**EXERCISE GOAL:**
Write out all the entries word for word and omit any pictures.

**DATA SUPPLIED:**
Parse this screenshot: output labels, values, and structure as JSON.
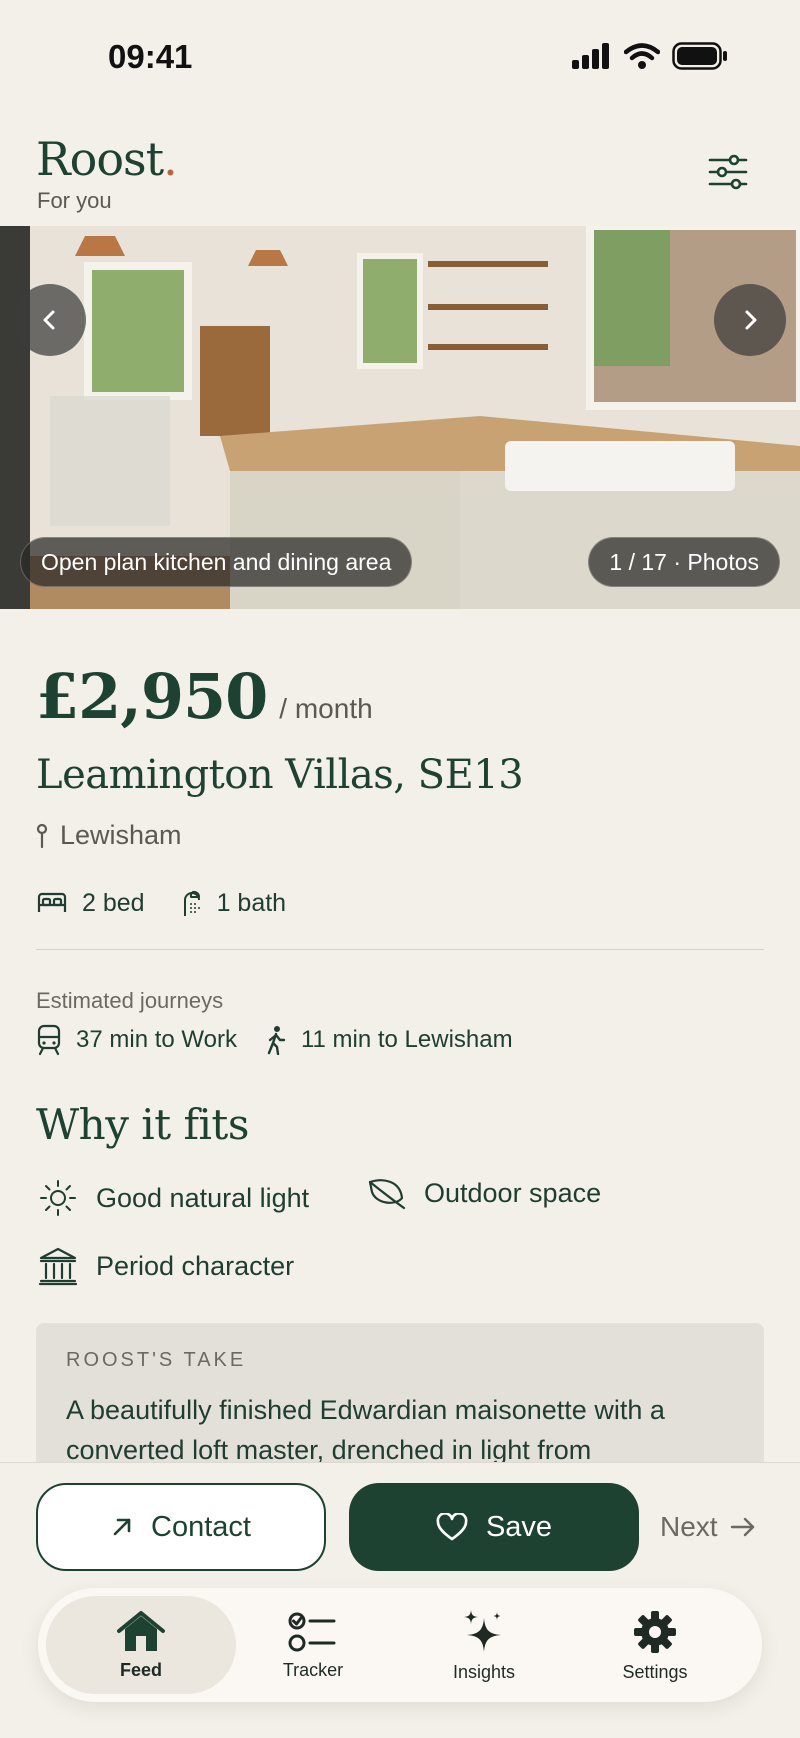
{
  "status": {
    "time": "09:41"
  },
  "header": {
    "brand": "Roost",
    "brand_dot": ".",
    "subtitle": "For you"
  },
  "gallery": {
    "caption": "Open plan kitchen and dining area",
    "counter": "1 / 17 · Photos"
  },
  "listing": {
    "price": "£2,950",
    "per": "/ month",
    "address": "Leamington Villas, SE13",
    "area": "Lewisham",
    "beds": "2 bed",
    "baths": "1 bath"
  },
  "journeys": {
    "heading": "Estimated journeys",
    "work": "37 min to Work",
    "walk": "11 min to Lewisham"
  },
  "why": {
    "heading": "Why it fits",
    "features": [
      "Good natural light",
      "Outdoor space",
      "Period character"
    ]
  },
  "take": {
    "label": "ROOST'S TAKE",
    "text": "A beautifully finished Edwardian maisonette with a converted loft master, drenched in light from"
  },
  "actions": {
    "contact": "Contact",
    "save": "Save",
    "next": "Next"
  },
  "tabs": [
    {
      "label": "Feed",
      "icon": "home-icon"
    },
    {
      "label": "Tracker",
      "icon": "checklist-icon"
    },
    {
      "label": "Insights",
      "icon": "sparkle-icon"
    },
    {
      "label": "Settings",
      "icon": "gear-icon"
    }
  ],
  "colors": {
    "primary": "#1d4232",
    "accent": "#c0623b",
    "background": "#f3efe9"
  }
}
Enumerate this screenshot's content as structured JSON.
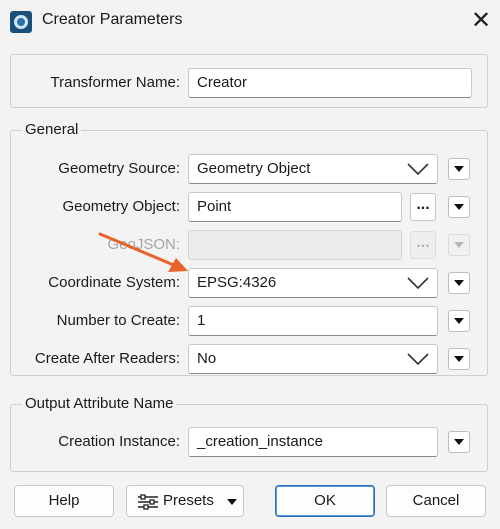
{
  "window": {
    "title": "Creator Parameters",
    "icon": "fme-creator-icon",
    "close_glyph": "✕"
  },
  "transformer_name": {
    "label": "Transformer Name:",
    "value": "Creator"
  },
  "general": {
    "title": "General",
    "geometry_source": {
      "label": "Geometry Source:",
      "value": "Geometry Object"
    },
    "geometry_object": {
      "label": "Geometry Object:",
      "value": "Point",
      "ellipsis": "..."
    },
    "geojson": {
      "label": "GeoJSON:",
      "value": "",
      "ellipsis": "..."
    },
    "coordinate_system": {
      "label": "Coordinate System:",
      "value": "EPSG:4326"
    },
    "number_to_create": {
      "label": "Number to Create:",
      "value": "1"
    },
    "create_after_readers": {
      "label": "Create After Readers:",
      "value": "No"
    }
  },
  "output": {
    "title": "Output Attribute Name",
    "creation_instance": {
      "label": "Creation Instance:",
      "value": "_creation_instance"
    }
  },
  "footer": {
    "help": "Help",
    "presets": "Presets",
    "ok": "OK",
    "cancel": "Cancel"
  },
  "colors": {
    "annotation_arrow": "#e8622a",
    "ok_border": "#2d6fb8"
  }
}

**COMPLETE RESPONSE:**
Parse this screenshot: output labels, values, and structure as JSON.
{
  "status": {
    "time": "09:41"
  },
  "header": {
    "brand": "Roost",
    "brand_dot": ".",
    "subtitle": "For you"
  },
  "gallery": {
    "caption": "Open plan kitchen and dining area",
    "counter": "1 / 17 · Photos"
  },
  "listing": {
    "price": "£2,950",
    "per": "/ month",
    "address": "Leamington Villas, SE13",
    "area": "Lewisham",
    "beds": "2 bed",
    "baths": "1 bath"
  },
  "journeys": {
    "heading": "Estimated journeys",
    "work": "37 min to Work",
    "walk": "11 min to Lewisham"
  },
  "why": {
    "heading": "Why it fits",
    "features": [
      "Good natural light",
      "Outdoor space",
      "Period character"
    ]
  },
  "take": {
    "label": "ROOST'S TAKE",
    "text": "A beautifully finished Edwardian maisonette with a converted loft master, drenched in light from"
  },
  "actions": {
    "contact": "Contact",
    "save": "Save",
    "next": "Next"
  },
  "tabs": [
    {
      "label": "Feed",
      "icon": "home-icon"
    },
    {
      "label": "Tracker",
      "icon": "checklist-icon"
    },
    {
      "label": "Insights",
      "icon": "sparkle-icon"
    },
    {
      "label": "Settings",
      "icon": "gear-icon"
    }
  ],
  "colors": {
    "primary": "#1d4232",
    "accent": "#c0623b",
    "background": "#f3efe9"
  }
}
Enumerate this screenshot's content as structured JSON.
{
  "window": {
    "title": "Creator Parameters",
    "icon": "fme-creator-icon",
    "close_glyph": "✕"
  },
  "transformer_name": {
    "label": "Transformer Name:",
    "value": "Creator"
  },
  "general": {
    "title": "General",
    "geometry_source": {
      "label": "Geometry Source:",
      "value": "Geometry Object"
    },
    "geometry_object": {
      "label": "Geometry Object:",
      "value": "Point",
      "ellipsis": "..."
    },
    "geojson": {
      "label": "GeoJSON:",
      "value": "",
      "ellipsis": "..."
    },
    "coordinate_system": {
      "label": "Coordinate System:",
      "value": "EPSG:4326"
    },
    "number_to_create": {
      "label": "Number to Create:",
      "value": "1"
    },
    "create_after_readers": {
      "label": "Create After Readers:",
      "value": "No"
    }
  },
  "output": {
    "title": "Output Attribute Name",
    "creation_instance": {
      "label": "Creation Instance:",
      "value": "_creation_instance"
    }
  },
  "footer": {
    "help": "Help",
    "presets": "Presets",
    "ok": "OK",
    "cancel": "Cancel"
  },
  "colors": {
    "annotation_arrow": "#e8622a",
    "ok_border": "#2d6fb8"
  }
}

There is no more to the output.